Start of Exercise input

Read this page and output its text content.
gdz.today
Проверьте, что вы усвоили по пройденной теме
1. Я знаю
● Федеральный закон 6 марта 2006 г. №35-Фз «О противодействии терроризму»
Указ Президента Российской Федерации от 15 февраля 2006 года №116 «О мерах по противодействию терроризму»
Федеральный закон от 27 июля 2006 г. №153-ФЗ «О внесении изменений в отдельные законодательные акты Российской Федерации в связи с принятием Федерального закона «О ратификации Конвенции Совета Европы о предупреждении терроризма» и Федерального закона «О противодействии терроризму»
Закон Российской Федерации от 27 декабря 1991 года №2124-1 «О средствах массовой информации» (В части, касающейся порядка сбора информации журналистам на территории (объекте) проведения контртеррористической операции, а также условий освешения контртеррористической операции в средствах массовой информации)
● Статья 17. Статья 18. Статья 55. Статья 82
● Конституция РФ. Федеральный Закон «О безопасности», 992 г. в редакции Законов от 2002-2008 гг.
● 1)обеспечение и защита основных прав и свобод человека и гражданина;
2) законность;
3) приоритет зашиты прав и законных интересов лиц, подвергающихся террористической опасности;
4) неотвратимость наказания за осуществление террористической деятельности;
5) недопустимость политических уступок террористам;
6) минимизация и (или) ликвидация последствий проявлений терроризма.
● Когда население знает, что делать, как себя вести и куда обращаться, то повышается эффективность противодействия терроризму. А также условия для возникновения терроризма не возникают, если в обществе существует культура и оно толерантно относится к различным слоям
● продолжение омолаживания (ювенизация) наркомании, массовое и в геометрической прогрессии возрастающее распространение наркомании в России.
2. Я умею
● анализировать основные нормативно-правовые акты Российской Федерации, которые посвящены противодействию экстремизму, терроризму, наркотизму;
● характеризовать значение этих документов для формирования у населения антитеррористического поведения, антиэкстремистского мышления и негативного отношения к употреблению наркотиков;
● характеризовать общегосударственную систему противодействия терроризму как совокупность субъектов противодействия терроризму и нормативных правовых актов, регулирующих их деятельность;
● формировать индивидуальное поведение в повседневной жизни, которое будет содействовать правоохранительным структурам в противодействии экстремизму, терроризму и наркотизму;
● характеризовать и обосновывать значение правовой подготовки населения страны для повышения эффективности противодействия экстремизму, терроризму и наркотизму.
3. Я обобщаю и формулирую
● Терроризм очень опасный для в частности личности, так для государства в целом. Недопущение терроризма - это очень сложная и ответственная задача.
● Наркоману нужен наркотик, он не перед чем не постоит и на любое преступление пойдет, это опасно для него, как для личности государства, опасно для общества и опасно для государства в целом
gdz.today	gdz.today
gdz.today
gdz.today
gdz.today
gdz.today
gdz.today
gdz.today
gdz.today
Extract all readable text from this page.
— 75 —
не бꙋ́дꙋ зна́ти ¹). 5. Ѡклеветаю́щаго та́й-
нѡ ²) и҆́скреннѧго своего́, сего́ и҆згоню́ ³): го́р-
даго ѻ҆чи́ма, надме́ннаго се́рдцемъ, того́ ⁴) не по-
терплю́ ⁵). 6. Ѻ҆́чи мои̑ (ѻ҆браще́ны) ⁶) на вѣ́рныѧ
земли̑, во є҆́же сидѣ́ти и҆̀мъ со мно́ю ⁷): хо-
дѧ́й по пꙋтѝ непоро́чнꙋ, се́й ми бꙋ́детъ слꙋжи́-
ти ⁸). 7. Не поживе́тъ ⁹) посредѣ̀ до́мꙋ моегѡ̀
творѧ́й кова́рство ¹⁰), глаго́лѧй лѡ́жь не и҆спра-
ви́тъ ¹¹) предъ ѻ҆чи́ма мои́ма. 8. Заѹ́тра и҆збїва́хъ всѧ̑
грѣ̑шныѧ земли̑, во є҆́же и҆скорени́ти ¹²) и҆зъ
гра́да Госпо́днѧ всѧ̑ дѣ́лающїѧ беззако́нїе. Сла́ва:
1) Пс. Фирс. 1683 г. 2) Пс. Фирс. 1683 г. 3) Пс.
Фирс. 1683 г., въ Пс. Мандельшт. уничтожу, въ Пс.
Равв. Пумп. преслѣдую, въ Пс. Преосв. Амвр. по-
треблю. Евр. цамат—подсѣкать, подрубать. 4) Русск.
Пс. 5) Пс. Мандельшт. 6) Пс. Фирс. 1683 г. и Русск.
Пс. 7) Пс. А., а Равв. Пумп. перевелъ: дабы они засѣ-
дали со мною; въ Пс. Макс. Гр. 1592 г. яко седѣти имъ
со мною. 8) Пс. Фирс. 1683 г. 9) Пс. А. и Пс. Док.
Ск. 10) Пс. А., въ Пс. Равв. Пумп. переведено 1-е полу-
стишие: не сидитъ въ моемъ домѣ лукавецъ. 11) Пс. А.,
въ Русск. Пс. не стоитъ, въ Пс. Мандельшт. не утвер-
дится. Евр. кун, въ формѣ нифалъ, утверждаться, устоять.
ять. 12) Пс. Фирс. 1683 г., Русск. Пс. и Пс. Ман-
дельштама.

End of Exercise input

## [Exercise instructions]
Copy out the whole listing exactly as written.

## [Solution to this exercise]
Read this page and output its text content.
gdz.today
Проверьте, что вы усвоили по пройденной теме
1. Я знаю
● Федеральный закон 6 марта 2006 г. №35-Фз «О противодействии терроризму»
Указ Президента Российской Федерации от 15 февраля 2006 года №116 «О мерах по противодействию терроризму»
Федеральный закон от 27 июля 2006 г. №153-ФЗ «О внесении изменений в отдельные законодательные акты Российской Федерации в связи с принятием Федерального закона «О ратификации Конвенции Совета Европы о предупреждении терроризма» и Федерального закона «О противодействии терроризму»
Закон Российской Федерации от 27 декабря 1991 года №2124-1 «О средствах массовой информации» (В части, касающейся порядка сбора информации журналистам на территории (объекте) проведения контртеррористической операции, а также условий освешения контртеррористической операции в средствах массовой информации)
● Статья 17. Статья 18. Статья 55. Статья 82
● Конституция РФ. Федеральный Закон «О безопасности», 992 г. в редакции Законов от 2002-2008 гг.
● 1)обеспечение и защита основных прав и свобод человека и гражданина;
2) законность;
3) приоритет зашиты прав и законных интересов лиц, подвергающихся террористической опасности;
4) неотвратимость наказания за осуществление террористической деятельности;
5) недопустимость политических уступок террористам;
6) минимизация и (или) ликвидация последствий проявлений терроризма.
● Когда население знает, что делать, как себя вести и куда обращаться, то повышается эффективность противодействия терроризму. А также условия для возникновения терроризма не возникают, если в обществе существует культура и оно толерантно относится к различным слоям
● продолжение омолаживания (ювенизация) наркомании, массовое и в геометрической прогрессии возрастающее распространение наркомании в России.
2. Я умею
● анализировать основные нормативно-правовые акты Российской Федерации, которые посвящены противодействию экстремизму, терроризму, наркотизму;
● характеризовать значение этих документов для формирования у населения антитеррористического поведения, антиэкстремистского мышления и негативного отношения к употреблению наркотиков;
● характеризовать общегосударственную систему противодействия терроризму как совокупность субъектов противодействия терроризму и нормативных правовых актов, регулирующих их деятельность;
● формировать индивидуальное поведение в повседневной жизни, которое будет содействовать правоохранительным структурам в противодействии экстремизму, терроризму и наркотизму;
● характеризовать и обосновывать значение правовой подготовки населения страны для повышения эффективности противодействия экстремизму, терроризму и наркотизму.
3. Я обобщаю и формулирую
● Терроризм очень опасный для в частности личности, так для государства в целом. Недопущение терроризма - это очень сложная и ответственная задача.
● Наркоману нужен наркотик, он не перед чем не постоит и на любое преступление пойдет, это опасно для него, как для личности государства, опасно для общества и опасно для государства в целом
gdz.today	gdz.today
gdz.today
gdz.today
gdz.today
gdz.today
gdz.today
gdz.today
gdz.today
Extract all readable text from this page.
— 75 —
не бꙋ́дꙋ зна́ти ¹). 5. Ѡклеветаю́щаго та́й-
нѡ ²) и҆́скреннѧго своего́, сего́ и҆згоню́ ³): го́р-
даго ѻ҆чи́ма, надме́ннаго се́рдцемъ, того́ ⁴) не по-
терплю́ ⁵). 6. Ѻ҆́чи мои̑ (ѻ҆браще́ны) ⁶) на вѣ́рныѧ
земли̑, во є҆́же сидѣ́ти и҆̀мъ со мно́ю ⁷): хо-
дѧ́й по пꙋтѝ непоро́чнꙋ, се́й ми бꙋ́детъ слꙋжи́-
ти ⁸). 7. Не поживе́тъ ⁹) посредѣ̀ до́мꙋ моегѡ̀
творѧ́й кова́рство ¹⁰), глаго́лѧй лѡ́жь не и҆спра-
ви́тъ ¹¹) предъ ѻ҆чи́ма мои́ма. 8. Заѹ́тра и҆збїва́хъ всѧ̑
грѣ̑шныѧ земли̑, во є҆́же и҆скорени́ти ¹²) и҆зъ
гра́да Госпо́днѧ всѧ̑ дѣ́лающїѧ беззако́нїе. Сла́ва:
1) Пс. Фирс. 1683 г. 2) Пс. Фирс. 1683 г. 3) Пс.
Фирс. 1683 г., въ Пс. Мандельшт. уничтожу, въ Пс.
Равв. Пумп. преслѣдую, въ Пс. Преосв. Амвр. по-
треблю. Евр. цамат—подсѣкать, подрубать. 4) Русск.
Пс. 5) Пс. Мандельшт. 6) Пс. Фирс. 1683 г. и Русск.
Пс. 7) Пс. А., а Равв. Пумп. перевелъ: дабы они засѣ-
дали со мною; въ Пс. Макс. Гр. 1592 г. яко седѣти имъ
со мною. 8) Пс. Фирс. 1683 г. 9) Пс. А. и Пс. Док.
Ск. 10) Пс. А., въ Пс. Равв. Пумп. переведено 1-е полу-
стишие: не сидитъ въ моемъ домѣ лукавецъ. 11) Пс. А.,
въ Русск. Пс. не стоитъ, въ Пс. Мандельшт. не утвер-
дится. Евр. кун, въ формѣ нифалъ, утверждаться, устоять.
ять. 12) Пс. Фирс. 1683 г., Русск. Пс. и Пс. Ман-
дельштама.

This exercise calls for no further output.